[DOCUMENT EXCERPT]
_ _ _ _ _
4.3 Model description

4.3.1 Software platform

Modelling the effect of income and demographics on household expenditure patterns presents a number of requirements. The first is to load in a cross-sectional population. Next, the random assignment element is run for one or more cycles. Finally, aggregate measures are output.

The decision to use an agent-based modelling (ABM) platform to create the model was motivated by the presence of a number of features that reduce the workload of developing the software. Prominent among these is that they provide a convenient way to handle the microsimulation units such as creating, deleting, selecting particular units and changing their internal variables. Following a review of freely available ABM platforms, NetLogo (Wilensky, 1999) was chosen, largely on the basis of its simple yet powerful scripting language. In addition, it has straightforward file input/output facilities and an efficient graphical user interface. This made it easy to use while still offering all the functionality needed to develop the model.

4.3.2 Implementation

An overview of the program algorithm is shown below depicting the main stages of the simulation.

  • load cross-sectional household data file from the EFS

  • for each simulated year

    • for each household

      • increase income by chosen percentage

    • for each household

      • locate a donor household that has a similar composition

        • and previous income, similar to the current household’s new income

      • copy expenditure pattern from donor

  • calculate new aggregated expenditures for categories of interest

4.3.3 Matching criteria

One of the essential features of this algorithm is to locate a similar household. There are many ways this can be done and the selection of which particular method to use will depend on the application and available data. O’Hare (2000) describes several approaches for matching similar cases. These include minimum distance matching, where the donor case is chosen due to its closeness on one or more parameters. A common distance function is the normalised Euclidian distance √∑(xi - yi)2 where xi and yi are the parameters for case i. This can be extended for as many parameters as required. One of the advantages of minimum distance matching is that it can be used on continuous data. If the data are categorical, matching can take place by random selection of a donor case within the same class. These methods can be combined in matching by minimum distance within classes. A further option that could be explored is to use cluster analysis to define equivalence classes and select the donor case from within the appropriate cluster. In the simulation described here, matching takes place using household income, the number of people in the household and a derived variable known as household type. In O’Hare’s classification, this is minimum distance within classes.

The essential feature of this model is that whenever a household experiences a change in income, the expenditure pattern is copied from a similar household that has already had the new income and has had time to adapt. As a result, income, by definition, will be one of the matching criteria. It is represented as if it were a continuous variable so there are no income bands. In many cases, there is not an exact match for a particular income so it is necessary to find the closest alternative. In this implementation, for half of the cases (selected by a random draw), the household with the next higher income is selected as the donor. In the other half, the next lower income household is used. If more than one household satisfies the matching criteria, one of them is selected at random.
_ _ _ _ _
[DATA EXCERPTS]
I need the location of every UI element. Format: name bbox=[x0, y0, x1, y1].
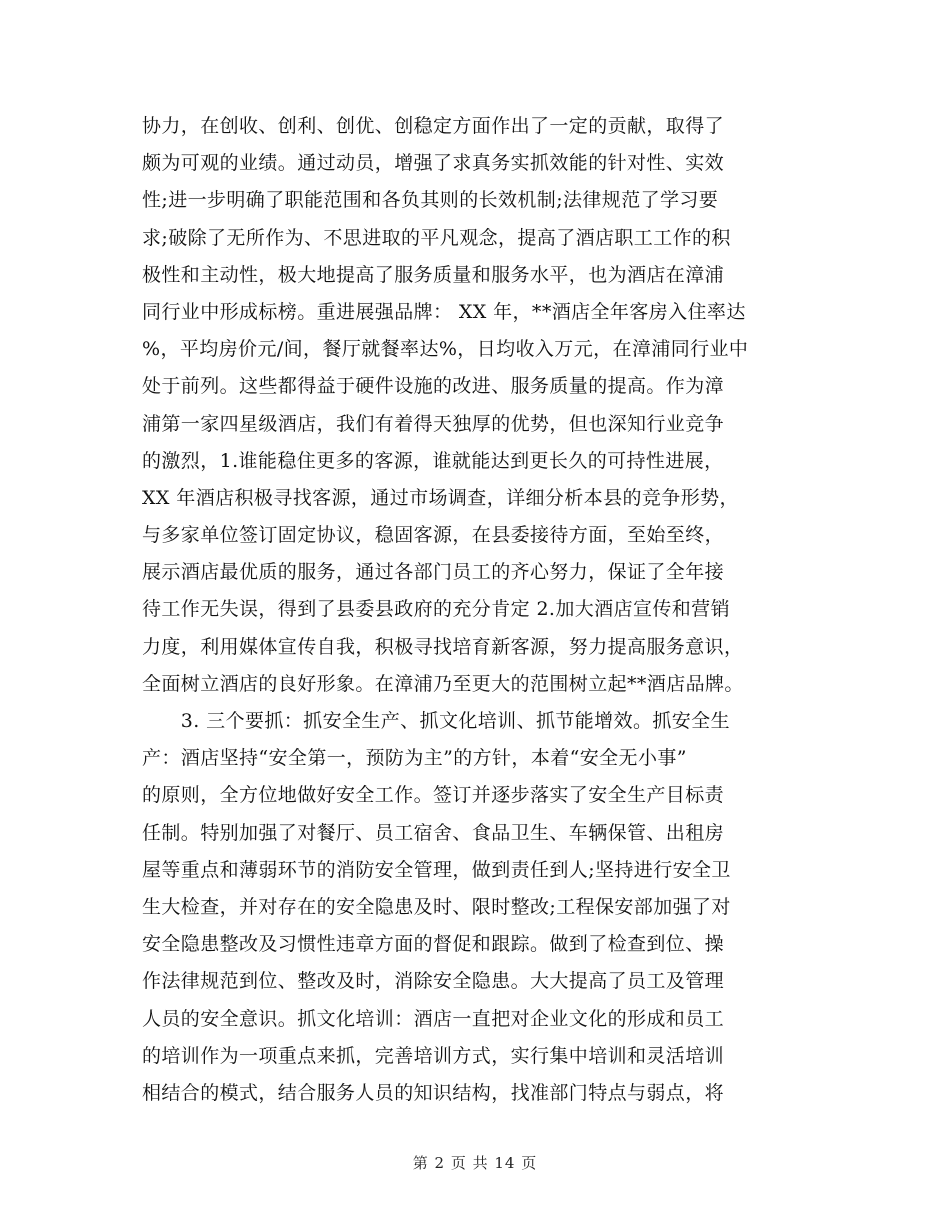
_ _ _ _ _
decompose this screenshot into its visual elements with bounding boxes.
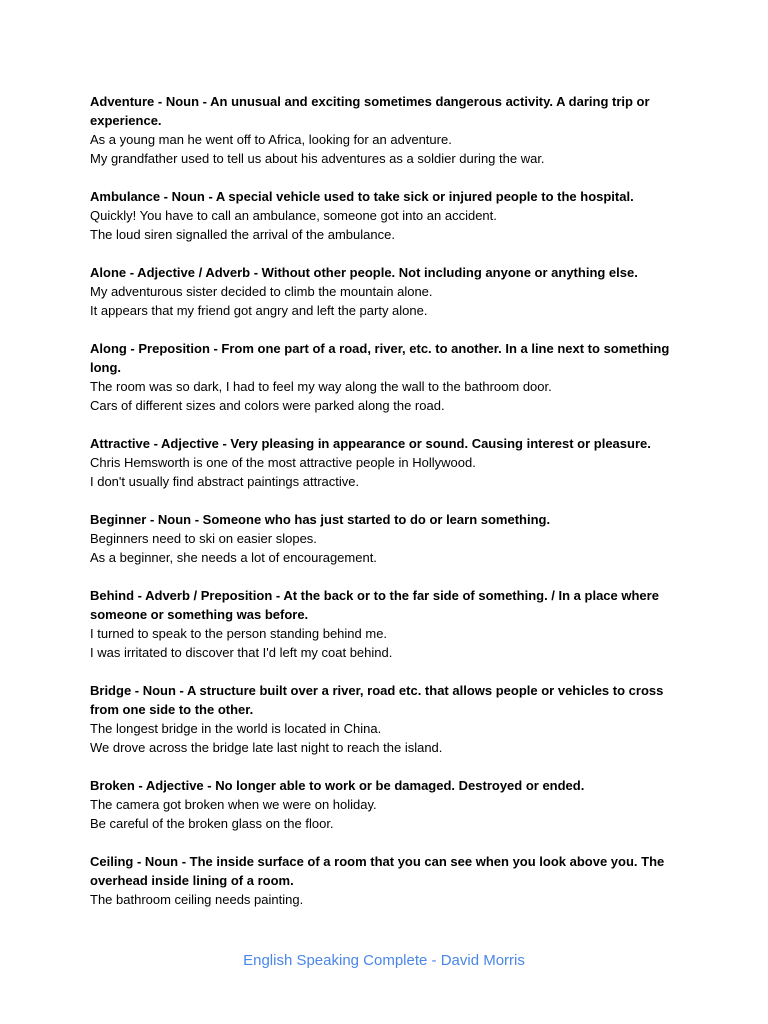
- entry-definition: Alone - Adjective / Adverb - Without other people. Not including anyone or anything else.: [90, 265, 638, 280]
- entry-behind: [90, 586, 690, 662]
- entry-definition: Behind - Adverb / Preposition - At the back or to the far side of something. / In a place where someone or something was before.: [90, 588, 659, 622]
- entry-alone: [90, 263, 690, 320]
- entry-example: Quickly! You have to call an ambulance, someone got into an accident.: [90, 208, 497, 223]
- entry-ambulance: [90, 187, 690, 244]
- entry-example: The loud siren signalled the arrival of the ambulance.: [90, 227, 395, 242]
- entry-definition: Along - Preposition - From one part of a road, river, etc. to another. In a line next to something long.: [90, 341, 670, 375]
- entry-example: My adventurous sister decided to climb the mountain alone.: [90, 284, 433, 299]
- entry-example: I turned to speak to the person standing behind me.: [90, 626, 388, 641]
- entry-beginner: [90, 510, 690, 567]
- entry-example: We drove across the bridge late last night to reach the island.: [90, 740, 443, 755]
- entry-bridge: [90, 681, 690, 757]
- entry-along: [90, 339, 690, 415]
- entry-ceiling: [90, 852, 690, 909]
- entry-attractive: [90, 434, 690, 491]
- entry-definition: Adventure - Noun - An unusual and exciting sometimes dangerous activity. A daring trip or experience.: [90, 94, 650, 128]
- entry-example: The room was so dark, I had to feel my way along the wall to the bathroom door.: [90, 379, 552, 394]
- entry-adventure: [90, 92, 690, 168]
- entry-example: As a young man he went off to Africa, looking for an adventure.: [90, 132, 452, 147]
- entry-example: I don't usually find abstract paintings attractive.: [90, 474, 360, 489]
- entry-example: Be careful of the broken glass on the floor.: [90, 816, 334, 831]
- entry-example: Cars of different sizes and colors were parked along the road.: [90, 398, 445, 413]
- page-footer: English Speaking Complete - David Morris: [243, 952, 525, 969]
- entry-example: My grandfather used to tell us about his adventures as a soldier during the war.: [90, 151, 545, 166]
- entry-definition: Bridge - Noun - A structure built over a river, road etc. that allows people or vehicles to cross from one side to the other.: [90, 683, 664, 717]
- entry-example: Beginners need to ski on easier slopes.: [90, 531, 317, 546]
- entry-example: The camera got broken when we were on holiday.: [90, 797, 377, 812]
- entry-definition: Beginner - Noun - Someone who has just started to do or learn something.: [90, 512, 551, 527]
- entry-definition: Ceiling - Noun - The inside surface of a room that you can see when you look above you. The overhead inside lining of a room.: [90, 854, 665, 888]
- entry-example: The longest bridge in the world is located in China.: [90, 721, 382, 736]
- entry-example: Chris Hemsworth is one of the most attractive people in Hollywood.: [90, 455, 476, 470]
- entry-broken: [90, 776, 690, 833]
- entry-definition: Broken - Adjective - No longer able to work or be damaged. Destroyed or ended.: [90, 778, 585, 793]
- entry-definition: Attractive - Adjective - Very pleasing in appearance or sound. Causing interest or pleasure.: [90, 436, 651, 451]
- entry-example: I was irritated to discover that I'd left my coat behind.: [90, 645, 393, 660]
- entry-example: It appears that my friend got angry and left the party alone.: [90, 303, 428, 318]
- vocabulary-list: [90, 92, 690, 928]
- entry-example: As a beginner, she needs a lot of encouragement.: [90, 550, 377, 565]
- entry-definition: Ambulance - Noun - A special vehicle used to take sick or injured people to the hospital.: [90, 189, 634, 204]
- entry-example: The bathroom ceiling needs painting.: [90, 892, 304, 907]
_ _ _ _ _
[SET TASKS]
A: In the model description, rewrite the passage from "4.3 Model description" to "measures are output.", swapping "cycles" for "iterations".
B: Translate this sentence from the model description into Spanish: "If more than one household satisfies the matching criteria, one of them is selected at random."
C: According to the model description, which agent-based modelling platform was chosen, and what was the main reason?

[OUTPUTS IN ORDER]
A:
4.3 Model description

4.3.1 Software platform

Modelling the effect of income and demographics on household expenditure patterns presents a number of requirements. The first is to load in a cross-sectional population. Next, the random assignment element is run for one or more iterations. Finally, aggregate measures are output.

B: Si más de un hogar cumple los criterios de emparejamiento, se selecciona uno de ellos al azar.

C: NetLogo was chosen, largely because of its simple yet powerful scripting language.